§ **Problem statement**
Give as output the line that contains "Transcribe this image's", followed by every remaining line of the entries, unchanged and with nothing added.

○ ○ ○ ○

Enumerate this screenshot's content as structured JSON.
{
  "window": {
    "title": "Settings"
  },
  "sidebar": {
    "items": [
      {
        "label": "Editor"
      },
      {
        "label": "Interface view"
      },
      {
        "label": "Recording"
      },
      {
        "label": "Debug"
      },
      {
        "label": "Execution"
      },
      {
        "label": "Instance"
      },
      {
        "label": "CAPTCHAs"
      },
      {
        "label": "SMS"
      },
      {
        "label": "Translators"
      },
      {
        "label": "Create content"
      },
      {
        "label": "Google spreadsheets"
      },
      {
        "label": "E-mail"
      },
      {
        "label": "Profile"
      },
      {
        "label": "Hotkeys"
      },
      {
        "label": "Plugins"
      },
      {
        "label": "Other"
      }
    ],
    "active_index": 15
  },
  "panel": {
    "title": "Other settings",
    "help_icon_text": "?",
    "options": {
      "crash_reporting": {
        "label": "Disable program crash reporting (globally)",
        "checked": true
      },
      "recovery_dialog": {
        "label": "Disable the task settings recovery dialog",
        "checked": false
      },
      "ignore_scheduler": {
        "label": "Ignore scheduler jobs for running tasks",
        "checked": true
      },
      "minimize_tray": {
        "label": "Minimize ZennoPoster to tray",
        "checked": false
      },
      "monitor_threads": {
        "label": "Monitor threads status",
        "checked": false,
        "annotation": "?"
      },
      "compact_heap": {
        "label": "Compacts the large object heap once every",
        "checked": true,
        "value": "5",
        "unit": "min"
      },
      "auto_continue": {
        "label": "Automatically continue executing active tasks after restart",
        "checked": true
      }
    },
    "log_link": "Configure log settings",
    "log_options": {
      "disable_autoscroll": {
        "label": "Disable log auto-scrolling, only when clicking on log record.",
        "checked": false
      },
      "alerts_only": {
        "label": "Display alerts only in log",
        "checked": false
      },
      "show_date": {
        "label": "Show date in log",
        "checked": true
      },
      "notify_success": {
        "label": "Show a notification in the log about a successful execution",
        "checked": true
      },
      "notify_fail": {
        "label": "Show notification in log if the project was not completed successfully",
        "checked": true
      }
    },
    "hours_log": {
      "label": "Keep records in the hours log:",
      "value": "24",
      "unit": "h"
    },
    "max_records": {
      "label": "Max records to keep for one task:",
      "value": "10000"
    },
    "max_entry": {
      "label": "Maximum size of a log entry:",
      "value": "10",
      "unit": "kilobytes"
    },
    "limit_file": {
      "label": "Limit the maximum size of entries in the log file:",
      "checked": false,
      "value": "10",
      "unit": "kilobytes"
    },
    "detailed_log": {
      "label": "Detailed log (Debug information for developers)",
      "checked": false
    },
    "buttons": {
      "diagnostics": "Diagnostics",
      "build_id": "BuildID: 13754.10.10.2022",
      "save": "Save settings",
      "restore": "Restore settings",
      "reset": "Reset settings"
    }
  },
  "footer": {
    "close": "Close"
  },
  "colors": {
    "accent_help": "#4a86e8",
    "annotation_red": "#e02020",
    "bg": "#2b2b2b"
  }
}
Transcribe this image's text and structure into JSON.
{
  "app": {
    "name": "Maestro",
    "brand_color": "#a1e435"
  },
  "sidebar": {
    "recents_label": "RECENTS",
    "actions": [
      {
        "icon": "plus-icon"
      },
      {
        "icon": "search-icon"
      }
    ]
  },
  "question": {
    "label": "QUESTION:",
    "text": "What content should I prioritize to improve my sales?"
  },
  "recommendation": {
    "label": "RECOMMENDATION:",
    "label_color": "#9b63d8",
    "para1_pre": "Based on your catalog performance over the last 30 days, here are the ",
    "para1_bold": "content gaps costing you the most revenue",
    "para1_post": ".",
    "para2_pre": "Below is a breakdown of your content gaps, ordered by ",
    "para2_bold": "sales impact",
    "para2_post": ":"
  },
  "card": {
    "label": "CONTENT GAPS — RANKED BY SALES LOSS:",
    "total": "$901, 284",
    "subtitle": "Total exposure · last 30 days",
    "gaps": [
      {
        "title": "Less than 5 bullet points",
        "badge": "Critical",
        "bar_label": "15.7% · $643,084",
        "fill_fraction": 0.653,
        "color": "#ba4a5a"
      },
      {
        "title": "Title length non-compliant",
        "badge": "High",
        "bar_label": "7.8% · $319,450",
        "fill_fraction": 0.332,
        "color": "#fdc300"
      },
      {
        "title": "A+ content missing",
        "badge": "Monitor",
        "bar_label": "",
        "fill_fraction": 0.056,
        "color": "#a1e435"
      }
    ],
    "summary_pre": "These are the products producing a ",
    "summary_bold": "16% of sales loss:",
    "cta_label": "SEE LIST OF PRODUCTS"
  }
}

○ ○ ○ ○

§ **Task answer**
Transcribe this image's text and structure into JSON.
{
  "app": {
    "name": "Maestro",
    "brand_color": "#a1e435"
  },
  "sidebar": {
    "recents_label": "RECENTS",
    "actions": [
      {
        "icon": "plus-icon"
      },
      {
        "icon": "search-icon"
      }
    ]
  },
  "question": {
    "label": "QUESTION:",
    "text": "What content should I prioritize to improve my sales?"
  },
  "recommendation": {
    "label": "RECOMMENDATION:",
    "label_color": "#9b63d8",
    "para1_pre": "Based on your catalog performance over the last 30 days, here are the ",
    "para1_bold": "content gaps costing you the most revenue",
    "para1_post": ".",
    "para2_pre": "Below is a breakdown of your content gaps, ordered by ",
    "para2_bold": "sales impact",
    "para2_post": ":"
  },
  "card": {
    "label": "CONTENT GAPS — RANKED BY SALES LOSS:",
    "total": "$901, 284",
    "subtitle": "Total exposure · last 30 days",
    "gaps": [
      {
        "title": "Less than 5 bullet points",
        "badge": "Critical",
        "bar_label": "15.7% · $643,084",
        "fill_fraction": 0.653,
        "color": "#ba4a5a"
      },
      {
        "title": "Title length non-compliant",
        "badge": "High",
        "bar_label": "7.8% · $319,450",
        "fill_fraction": 0.332,
        "color": "#fdc300"
      },
      {
        "title": "A+ content missing",
        "badge": "Monitor",
        "bar_label": "",
        "fill_fraction": 0.056,
        "color": "#a1e435"
      }
    ],
    "summary_pre": "These are the products producing a ",
    "summary_bold": "16% of sales loss:",
    "cta_label": "SEE LIST OF PRODUCTS"
  }
}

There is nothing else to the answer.